■ What needs to be done: In the listing below, locate the lines that hold the string "boxplots". Copy those lines.

[start]

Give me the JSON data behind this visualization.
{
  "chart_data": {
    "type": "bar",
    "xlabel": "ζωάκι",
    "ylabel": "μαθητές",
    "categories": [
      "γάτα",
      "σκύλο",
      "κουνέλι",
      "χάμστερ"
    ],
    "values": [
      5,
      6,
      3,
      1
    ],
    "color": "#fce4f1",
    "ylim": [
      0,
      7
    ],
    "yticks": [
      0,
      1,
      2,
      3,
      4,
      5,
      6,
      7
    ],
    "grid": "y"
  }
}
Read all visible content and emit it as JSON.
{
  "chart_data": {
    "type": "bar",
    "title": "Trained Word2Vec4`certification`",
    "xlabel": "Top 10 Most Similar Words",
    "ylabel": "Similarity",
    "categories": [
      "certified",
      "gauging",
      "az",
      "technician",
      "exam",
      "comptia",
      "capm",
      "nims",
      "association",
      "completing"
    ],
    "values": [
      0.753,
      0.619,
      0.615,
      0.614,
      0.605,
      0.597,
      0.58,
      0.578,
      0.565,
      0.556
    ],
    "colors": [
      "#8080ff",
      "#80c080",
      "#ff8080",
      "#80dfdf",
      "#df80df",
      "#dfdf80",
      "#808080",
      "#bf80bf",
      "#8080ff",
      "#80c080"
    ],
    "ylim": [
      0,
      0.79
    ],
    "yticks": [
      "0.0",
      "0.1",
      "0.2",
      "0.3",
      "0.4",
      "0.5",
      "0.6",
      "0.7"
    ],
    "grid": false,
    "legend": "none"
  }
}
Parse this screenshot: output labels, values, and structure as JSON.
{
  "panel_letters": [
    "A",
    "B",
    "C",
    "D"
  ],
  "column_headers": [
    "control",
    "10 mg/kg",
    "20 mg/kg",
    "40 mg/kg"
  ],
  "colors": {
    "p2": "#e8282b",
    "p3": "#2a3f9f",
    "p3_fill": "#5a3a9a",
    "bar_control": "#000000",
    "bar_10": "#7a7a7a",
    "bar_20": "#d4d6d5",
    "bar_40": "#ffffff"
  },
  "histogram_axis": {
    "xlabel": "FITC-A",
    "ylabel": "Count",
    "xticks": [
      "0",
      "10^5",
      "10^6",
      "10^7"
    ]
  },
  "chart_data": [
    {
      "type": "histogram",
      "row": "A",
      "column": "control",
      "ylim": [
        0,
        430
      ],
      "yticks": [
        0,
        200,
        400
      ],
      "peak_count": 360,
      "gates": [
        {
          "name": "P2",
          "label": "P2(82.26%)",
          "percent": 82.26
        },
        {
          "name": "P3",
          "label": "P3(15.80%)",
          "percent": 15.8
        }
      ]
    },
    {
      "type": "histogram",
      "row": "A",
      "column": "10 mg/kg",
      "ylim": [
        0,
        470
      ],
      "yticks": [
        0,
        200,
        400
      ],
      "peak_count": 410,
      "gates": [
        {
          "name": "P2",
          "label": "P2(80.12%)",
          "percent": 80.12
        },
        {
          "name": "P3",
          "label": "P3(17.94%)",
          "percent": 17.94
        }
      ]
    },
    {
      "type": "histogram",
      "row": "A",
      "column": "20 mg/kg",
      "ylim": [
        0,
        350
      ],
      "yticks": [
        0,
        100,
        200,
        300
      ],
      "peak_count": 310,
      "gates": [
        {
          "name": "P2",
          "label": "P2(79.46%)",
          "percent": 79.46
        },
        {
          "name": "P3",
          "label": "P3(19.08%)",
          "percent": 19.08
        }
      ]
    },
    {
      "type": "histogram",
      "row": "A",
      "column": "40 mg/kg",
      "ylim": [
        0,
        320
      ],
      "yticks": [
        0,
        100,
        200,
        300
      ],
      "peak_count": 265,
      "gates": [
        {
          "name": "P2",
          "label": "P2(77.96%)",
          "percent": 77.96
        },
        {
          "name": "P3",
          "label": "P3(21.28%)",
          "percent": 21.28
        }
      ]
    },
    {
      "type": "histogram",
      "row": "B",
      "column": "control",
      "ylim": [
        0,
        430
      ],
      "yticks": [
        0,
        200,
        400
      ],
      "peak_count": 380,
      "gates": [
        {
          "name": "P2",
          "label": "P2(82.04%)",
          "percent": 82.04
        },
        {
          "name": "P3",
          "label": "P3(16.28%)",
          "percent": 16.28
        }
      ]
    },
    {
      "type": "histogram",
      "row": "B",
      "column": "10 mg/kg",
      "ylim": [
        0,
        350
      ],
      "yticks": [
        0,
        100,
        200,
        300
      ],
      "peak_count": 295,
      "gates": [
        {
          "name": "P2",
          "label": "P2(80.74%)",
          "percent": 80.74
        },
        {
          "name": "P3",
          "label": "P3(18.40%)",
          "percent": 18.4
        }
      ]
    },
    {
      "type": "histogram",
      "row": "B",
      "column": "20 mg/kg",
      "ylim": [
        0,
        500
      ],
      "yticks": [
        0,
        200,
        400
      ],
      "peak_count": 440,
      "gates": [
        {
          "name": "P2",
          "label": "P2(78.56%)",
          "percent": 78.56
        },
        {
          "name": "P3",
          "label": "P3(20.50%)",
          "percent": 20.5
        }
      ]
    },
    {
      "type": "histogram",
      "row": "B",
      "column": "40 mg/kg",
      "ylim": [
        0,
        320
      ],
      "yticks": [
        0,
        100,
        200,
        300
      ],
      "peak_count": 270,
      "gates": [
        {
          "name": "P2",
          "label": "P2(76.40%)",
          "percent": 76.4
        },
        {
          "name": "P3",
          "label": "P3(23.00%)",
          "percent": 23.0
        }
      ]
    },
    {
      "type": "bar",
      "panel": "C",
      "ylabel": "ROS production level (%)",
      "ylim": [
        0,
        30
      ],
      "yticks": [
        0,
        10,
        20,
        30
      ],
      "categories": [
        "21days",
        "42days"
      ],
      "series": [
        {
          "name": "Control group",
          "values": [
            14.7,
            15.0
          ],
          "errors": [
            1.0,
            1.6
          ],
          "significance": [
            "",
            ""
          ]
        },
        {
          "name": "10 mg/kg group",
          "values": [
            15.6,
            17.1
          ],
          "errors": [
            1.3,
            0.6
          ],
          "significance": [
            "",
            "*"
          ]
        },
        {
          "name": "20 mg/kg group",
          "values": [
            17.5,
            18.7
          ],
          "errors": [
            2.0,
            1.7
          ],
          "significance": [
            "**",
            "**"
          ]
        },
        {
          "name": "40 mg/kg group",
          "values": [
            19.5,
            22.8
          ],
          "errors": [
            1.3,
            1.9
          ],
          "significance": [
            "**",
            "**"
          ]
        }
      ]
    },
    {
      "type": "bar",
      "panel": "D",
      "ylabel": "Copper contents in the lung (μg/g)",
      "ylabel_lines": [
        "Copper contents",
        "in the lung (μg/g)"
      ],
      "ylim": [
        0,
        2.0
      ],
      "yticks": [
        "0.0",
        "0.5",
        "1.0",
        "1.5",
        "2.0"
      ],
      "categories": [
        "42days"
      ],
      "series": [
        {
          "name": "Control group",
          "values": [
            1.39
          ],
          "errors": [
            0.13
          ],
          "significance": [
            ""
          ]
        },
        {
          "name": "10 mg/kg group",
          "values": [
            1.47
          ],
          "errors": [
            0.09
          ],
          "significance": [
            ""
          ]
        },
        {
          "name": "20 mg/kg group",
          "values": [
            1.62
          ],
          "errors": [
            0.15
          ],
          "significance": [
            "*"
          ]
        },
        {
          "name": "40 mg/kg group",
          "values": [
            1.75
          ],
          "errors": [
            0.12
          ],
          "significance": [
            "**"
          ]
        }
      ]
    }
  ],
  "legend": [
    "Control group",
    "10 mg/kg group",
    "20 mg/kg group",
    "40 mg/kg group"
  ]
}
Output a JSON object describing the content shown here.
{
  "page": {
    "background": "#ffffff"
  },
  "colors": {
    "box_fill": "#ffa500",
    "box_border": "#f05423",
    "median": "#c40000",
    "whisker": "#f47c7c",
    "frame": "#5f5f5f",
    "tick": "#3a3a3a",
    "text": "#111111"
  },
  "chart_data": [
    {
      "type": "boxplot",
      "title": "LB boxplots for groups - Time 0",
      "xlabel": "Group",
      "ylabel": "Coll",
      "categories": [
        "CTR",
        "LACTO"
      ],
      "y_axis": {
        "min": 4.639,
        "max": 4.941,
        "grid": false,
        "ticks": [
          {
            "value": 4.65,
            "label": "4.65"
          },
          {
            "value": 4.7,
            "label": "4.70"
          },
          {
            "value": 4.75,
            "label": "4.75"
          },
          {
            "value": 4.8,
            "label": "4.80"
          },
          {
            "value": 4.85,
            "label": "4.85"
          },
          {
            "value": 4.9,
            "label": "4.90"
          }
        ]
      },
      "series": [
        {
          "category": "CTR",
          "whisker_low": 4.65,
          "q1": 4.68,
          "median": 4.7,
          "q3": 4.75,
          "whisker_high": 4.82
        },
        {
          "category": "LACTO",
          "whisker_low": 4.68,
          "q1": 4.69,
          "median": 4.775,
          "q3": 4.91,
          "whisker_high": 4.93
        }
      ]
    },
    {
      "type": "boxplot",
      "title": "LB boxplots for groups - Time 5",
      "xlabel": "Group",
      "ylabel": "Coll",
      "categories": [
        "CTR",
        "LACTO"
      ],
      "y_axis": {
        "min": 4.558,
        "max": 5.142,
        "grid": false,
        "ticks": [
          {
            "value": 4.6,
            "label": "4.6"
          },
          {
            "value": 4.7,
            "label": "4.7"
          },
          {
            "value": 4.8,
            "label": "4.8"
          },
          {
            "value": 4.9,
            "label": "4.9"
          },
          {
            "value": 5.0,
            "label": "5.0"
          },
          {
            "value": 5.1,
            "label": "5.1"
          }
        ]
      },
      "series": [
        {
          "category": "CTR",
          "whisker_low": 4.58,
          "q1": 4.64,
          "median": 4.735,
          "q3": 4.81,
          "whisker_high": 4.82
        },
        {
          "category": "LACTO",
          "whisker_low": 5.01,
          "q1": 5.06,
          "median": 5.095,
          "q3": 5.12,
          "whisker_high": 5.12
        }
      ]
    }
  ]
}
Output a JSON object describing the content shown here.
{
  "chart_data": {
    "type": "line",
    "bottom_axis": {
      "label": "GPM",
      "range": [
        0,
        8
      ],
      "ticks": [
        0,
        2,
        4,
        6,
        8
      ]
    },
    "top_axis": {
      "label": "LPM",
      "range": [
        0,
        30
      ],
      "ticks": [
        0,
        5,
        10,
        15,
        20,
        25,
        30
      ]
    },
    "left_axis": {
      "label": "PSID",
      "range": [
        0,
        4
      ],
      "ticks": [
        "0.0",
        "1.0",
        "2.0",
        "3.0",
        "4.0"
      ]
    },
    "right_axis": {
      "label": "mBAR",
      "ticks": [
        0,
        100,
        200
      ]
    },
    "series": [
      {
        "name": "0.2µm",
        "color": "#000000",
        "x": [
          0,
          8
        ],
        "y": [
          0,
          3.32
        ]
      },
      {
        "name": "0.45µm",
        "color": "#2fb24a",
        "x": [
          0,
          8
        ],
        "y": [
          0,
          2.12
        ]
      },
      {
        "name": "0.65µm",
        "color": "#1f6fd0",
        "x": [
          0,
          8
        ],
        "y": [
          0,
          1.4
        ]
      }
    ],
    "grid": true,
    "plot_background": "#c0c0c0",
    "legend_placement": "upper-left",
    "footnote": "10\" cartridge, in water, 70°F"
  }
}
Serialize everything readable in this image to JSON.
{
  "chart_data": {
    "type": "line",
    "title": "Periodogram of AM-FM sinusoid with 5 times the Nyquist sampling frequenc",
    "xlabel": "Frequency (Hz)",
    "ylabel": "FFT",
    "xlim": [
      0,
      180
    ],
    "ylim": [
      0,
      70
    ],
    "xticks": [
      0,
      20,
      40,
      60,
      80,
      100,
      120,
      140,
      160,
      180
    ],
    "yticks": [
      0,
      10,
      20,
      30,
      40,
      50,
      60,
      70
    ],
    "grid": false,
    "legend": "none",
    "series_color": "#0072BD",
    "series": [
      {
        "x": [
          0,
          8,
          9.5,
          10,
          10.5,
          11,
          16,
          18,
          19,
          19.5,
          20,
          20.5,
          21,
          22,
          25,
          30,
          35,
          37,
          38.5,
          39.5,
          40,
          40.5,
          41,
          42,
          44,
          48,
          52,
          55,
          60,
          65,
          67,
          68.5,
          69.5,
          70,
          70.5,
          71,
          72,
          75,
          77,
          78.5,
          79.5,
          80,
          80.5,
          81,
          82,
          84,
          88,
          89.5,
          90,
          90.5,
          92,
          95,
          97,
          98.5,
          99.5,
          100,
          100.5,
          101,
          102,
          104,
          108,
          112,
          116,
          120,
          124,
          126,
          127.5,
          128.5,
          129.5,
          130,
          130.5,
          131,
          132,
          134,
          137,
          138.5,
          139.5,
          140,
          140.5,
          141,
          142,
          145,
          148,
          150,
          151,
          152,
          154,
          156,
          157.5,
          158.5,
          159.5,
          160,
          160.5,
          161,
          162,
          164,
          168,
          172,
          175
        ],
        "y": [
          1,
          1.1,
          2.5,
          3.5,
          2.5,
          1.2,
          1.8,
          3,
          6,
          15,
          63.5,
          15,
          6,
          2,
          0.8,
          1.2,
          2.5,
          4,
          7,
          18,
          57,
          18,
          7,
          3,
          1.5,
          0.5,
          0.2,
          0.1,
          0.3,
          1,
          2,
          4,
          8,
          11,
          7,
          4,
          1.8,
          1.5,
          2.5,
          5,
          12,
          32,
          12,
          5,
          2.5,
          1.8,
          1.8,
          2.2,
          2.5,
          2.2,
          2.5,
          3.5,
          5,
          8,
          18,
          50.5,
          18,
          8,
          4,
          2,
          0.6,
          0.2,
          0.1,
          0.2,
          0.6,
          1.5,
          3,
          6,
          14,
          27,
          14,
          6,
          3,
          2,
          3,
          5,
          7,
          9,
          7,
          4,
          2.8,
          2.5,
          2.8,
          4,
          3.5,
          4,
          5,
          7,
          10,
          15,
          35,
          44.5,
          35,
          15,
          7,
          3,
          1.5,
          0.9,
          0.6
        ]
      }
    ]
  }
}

[end]

■ Reply:
      "title": "LB boxplots for groups - Time 0",
      "title": "LB boxplots for groups - Time 5",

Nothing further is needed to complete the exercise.